THE EXERCISE
Keep only the lines where "open" appears.

Collection entries:
========================================

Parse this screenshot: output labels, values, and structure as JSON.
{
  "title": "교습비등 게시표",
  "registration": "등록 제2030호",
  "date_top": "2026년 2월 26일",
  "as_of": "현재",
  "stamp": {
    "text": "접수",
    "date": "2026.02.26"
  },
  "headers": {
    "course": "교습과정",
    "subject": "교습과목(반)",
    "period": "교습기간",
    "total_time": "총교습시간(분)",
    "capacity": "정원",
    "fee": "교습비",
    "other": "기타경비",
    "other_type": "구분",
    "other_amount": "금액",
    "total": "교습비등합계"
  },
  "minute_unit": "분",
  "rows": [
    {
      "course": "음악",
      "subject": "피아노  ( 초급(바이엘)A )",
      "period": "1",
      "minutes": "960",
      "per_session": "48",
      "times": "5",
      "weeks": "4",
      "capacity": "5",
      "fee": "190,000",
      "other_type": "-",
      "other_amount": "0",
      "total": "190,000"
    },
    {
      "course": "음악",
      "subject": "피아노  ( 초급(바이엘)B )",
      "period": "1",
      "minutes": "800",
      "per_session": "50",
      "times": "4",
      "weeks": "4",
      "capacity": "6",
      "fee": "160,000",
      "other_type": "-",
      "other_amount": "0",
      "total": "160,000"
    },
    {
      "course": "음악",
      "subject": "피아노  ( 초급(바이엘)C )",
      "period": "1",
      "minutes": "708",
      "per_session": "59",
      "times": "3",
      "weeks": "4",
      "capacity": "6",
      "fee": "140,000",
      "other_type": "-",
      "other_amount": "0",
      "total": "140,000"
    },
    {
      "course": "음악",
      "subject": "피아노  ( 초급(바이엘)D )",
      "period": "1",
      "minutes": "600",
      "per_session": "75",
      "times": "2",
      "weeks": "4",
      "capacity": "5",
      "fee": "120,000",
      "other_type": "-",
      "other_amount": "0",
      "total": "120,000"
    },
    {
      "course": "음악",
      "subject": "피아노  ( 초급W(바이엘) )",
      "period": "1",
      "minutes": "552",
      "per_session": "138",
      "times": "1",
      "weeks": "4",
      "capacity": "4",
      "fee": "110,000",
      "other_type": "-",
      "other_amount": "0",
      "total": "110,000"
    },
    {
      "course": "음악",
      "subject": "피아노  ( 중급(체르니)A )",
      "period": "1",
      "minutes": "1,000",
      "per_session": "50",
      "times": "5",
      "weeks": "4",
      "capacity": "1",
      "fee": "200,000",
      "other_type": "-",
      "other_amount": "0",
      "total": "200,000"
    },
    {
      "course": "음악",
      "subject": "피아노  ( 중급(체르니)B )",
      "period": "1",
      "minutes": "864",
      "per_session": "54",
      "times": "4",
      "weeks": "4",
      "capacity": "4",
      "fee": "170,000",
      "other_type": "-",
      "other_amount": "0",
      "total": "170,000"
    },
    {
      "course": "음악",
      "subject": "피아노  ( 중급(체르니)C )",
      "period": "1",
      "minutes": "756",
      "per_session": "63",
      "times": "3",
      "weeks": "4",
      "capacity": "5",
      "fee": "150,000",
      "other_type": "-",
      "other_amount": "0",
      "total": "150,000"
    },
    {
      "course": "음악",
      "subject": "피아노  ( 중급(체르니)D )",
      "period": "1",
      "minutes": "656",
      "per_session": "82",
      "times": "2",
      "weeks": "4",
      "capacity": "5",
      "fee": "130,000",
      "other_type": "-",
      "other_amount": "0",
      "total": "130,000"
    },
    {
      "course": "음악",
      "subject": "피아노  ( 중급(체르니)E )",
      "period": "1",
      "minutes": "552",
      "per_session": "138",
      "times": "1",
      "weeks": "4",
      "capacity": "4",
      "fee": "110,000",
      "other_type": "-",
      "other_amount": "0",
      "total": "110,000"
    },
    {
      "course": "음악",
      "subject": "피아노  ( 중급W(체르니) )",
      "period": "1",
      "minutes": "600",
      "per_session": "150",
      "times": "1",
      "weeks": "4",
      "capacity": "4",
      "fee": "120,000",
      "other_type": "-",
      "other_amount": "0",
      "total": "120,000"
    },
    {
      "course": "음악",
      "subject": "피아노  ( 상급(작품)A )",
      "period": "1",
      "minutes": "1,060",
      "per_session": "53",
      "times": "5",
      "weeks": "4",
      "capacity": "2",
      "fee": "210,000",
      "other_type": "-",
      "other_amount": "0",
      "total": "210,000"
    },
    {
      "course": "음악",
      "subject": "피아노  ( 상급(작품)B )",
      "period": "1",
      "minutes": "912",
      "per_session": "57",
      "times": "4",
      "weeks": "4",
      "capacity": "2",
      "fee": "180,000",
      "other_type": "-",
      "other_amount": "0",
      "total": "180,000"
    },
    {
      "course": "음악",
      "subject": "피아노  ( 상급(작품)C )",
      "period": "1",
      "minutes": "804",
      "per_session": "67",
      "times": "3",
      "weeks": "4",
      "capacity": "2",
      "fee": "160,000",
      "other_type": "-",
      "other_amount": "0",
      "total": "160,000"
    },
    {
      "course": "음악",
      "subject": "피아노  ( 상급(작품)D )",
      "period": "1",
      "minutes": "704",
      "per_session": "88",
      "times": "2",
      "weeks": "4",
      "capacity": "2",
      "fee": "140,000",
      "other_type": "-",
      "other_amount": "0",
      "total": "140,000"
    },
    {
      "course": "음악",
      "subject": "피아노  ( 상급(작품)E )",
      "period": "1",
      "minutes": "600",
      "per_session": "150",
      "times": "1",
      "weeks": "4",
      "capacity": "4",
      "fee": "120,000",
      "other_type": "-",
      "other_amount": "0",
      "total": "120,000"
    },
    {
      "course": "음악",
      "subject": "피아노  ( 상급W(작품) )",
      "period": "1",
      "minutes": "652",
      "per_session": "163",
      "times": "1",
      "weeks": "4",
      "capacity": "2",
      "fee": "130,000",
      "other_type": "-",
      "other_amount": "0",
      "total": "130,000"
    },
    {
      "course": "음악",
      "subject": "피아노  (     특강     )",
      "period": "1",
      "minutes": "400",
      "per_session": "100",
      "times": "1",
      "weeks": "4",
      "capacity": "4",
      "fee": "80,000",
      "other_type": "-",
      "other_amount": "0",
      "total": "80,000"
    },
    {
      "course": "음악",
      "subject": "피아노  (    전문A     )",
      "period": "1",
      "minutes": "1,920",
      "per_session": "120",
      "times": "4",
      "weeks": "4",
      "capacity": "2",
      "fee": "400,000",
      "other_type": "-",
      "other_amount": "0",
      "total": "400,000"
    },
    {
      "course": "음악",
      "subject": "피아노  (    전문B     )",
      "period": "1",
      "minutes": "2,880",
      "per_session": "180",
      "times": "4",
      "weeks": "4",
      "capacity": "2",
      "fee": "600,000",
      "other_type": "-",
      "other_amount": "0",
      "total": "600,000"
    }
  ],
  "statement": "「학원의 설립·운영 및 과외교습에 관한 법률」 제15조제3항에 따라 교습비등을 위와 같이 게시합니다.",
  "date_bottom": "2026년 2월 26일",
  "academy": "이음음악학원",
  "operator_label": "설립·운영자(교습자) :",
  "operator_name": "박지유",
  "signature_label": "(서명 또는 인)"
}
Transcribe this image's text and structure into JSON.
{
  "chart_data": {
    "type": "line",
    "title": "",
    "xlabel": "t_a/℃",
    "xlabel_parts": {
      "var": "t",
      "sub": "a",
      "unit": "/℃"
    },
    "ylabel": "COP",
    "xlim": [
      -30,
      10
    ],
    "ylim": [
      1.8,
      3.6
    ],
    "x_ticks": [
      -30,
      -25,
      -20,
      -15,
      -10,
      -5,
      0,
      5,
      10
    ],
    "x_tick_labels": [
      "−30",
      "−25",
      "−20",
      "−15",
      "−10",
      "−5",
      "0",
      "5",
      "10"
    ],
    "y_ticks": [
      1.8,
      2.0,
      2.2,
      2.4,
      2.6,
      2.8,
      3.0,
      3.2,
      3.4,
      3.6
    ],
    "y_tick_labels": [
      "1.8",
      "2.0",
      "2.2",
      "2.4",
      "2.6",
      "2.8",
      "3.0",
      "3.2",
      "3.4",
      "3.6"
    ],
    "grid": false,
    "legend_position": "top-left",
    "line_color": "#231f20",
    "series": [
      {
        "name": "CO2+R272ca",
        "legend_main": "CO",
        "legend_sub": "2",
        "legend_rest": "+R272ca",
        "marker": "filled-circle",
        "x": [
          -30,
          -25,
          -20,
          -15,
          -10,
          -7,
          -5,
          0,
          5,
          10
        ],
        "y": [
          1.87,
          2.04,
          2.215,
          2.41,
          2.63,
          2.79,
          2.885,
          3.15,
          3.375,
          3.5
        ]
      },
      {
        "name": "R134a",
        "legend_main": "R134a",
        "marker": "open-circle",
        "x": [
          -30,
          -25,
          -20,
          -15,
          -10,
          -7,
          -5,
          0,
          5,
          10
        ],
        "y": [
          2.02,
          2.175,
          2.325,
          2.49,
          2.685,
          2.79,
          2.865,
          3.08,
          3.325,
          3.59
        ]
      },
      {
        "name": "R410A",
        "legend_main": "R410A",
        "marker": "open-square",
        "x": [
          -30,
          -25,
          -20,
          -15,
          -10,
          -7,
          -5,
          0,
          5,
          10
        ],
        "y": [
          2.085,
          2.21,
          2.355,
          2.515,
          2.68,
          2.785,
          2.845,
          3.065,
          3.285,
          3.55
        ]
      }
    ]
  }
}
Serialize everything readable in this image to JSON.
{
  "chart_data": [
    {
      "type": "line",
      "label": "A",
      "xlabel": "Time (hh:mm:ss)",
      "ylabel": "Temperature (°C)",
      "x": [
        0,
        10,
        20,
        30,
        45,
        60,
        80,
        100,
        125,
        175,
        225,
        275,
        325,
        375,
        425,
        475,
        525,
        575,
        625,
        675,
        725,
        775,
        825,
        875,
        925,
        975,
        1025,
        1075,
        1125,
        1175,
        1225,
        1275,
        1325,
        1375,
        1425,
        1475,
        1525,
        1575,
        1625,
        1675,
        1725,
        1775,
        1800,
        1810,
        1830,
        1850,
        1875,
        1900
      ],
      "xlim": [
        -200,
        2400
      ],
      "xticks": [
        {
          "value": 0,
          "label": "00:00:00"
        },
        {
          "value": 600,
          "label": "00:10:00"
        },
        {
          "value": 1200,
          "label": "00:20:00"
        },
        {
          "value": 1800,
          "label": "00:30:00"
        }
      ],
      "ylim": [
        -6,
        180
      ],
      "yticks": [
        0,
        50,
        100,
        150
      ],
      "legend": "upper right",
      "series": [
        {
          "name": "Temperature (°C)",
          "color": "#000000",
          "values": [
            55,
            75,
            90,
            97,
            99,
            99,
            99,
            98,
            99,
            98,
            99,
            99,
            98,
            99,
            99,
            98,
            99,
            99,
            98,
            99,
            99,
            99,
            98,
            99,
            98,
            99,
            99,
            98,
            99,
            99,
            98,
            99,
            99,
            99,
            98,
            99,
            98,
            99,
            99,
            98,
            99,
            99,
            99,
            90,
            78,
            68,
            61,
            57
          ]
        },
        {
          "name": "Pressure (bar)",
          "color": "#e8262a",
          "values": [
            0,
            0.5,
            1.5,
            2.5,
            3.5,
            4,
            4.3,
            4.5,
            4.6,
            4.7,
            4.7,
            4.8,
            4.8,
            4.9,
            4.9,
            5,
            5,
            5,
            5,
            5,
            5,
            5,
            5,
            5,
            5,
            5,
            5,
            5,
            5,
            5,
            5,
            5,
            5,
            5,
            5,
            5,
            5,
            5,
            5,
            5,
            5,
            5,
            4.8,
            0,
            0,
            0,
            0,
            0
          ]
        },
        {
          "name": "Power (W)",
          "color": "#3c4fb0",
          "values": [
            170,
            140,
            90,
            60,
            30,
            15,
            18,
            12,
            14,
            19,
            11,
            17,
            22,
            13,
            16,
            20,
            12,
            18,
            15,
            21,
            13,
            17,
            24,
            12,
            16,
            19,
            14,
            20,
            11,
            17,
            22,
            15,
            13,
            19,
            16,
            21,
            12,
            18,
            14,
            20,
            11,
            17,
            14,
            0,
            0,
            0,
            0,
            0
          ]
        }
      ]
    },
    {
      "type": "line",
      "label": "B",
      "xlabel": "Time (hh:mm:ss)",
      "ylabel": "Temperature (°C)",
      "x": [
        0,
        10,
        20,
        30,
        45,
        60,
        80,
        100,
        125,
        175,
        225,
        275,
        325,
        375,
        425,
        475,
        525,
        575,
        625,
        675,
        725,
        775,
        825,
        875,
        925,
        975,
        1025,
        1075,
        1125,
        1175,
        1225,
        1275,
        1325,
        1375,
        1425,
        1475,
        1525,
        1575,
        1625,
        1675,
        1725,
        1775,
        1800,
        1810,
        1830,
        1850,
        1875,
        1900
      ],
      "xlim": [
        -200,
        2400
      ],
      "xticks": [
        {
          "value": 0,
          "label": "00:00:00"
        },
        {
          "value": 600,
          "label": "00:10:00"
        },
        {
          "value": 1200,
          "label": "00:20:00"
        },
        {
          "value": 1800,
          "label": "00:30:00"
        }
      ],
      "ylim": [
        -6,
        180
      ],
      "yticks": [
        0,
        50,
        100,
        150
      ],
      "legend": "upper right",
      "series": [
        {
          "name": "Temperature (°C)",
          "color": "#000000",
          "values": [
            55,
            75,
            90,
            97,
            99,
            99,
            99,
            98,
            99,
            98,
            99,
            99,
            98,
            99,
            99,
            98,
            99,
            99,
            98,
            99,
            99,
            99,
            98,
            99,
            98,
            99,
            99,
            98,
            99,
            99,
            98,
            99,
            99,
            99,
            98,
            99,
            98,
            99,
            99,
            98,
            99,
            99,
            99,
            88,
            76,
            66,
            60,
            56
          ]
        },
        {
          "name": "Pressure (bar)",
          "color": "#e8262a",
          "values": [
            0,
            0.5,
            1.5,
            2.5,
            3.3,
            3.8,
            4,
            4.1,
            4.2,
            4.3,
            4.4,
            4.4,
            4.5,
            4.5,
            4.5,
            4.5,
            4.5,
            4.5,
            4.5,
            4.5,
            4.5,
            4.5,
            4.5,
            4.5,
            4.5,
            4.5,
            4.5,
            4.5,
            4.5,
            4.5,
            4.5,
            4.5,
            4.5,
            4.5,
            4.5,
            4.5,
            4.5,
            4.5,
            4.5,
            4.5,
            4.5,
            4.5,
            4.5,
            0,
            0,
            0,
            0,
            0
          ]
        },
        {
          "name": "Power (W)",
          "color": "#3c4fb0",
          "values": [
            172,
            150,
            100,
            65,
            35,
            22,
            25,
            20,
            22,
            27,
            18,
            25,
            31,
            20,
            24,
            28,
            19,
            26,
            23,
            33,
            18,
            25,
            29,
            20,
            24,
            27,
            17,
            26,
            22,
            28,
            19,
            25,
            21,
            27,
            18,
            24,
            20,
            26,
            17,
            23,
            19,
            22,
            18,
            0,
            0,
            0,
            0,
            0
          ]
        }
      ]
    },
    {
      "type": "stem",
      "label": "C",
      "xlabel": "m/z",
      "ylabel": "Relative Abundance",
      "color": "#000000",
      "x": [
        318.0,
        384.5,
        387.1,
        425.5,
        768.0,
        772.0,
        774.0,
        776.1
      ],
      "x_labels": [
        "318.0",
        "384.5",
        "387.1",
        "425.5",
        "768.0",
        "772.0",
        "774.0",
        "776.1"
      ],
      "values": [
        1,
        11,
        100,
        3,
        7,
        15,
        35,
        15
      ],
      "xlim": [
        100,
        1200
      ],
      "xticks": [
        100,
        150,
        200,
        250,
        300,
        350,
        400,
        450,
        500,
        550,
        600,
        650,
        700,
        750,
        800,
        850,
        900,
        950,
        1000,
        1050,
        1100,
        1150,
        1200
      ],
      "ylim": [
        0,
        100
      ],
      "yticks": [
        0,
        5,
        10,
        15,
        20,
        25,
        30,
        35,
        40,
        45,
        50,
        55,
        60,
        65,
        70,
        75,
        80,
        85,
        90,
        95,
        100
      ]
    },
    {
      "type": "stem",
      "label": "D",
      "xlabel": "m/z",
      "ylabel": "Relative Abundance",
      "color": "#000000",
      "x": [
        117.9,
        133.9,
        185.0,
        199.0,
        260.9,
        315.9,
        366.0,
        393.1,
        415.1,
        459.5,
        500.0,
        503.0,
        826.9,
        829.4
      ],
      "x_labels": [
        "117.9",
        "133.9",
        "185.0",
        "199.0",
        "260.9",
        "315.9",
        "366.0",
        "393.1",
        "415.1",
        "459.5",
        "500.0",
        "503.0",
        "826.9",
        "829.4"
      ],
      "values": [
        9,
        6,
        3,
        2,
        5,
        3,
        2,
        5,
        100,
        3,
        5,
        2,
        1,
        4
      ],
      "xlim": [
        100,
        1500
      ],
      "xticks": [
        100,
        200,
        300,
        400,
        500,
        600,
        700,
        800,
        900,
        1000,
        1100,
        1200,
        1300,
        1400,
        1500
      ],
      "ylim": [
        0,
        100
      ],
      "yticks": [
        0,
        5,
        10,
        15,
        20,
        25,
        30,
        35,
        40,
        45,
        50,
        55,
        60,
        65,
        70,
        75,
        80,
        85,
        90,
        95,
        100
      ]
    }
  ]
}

========================================

ANSWER FOR THIS EXERCISE
        "marker": "open-circle",
        "marker": "open-square",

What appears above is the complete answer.